#### Task to carry out:
Find the number of lines containing the string "Условный" in the data. Answer with the number by itself.

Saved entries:
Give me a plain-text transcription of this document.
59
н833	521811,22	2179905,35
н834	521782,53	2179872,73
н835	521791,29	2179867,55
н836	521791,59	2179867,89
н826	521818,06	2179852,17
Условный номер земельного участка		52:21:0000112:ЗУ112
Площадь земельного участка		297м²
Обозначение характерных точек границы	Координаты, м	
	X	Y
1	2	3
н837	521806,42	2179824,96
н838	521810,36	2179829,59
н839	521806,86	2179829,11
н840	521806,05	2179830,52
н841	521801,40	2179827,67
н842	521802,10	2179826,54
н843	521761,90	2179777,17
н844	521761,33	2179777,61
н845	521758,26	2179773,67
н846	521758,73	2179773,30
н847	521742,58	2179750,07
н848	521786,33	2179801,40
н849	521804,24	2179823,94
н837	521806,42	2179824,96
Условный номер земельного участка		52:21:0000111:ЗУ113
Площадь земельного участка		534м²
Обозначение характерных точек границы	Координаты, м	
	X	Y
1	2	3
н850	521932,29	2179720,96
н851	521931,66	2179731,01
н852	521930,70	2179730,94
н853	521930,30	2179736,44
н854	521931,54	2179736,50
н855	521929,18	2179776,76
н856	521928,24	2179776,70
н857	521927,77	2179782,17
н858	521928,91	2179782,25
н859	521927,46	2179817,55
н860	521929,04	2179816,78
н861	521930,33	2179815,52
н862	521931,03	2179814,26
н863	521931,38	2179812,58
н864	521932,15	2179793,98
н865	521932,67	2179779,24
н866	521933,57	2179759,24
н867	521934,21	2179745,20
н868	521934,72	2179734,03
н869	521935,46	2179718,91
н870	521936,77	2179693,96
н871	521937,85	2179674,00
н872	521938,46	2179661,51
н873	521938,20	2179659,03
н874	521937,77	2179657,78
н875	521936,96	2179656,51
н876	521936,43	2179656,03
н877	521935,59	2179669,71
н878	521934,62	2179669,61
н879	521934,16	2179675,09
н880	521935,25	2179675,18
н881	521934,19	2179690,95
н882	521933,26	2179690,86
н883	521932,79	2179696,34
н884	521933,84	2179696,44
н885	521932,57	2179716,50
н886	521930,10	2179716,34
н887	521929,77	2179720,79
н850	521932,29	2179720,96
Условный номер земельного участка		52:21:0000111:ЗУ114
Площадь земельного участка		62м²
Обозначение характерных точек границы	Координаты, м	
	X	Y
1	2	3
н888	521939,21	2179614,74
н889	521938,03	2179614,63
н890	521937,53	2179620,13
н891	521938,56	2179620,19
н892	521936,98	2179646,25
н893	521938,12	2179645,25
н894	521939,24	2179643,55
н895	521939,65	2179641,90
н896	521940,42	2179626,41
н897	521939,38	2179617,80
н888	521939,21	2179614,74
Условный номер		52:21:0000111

#### Task response:
4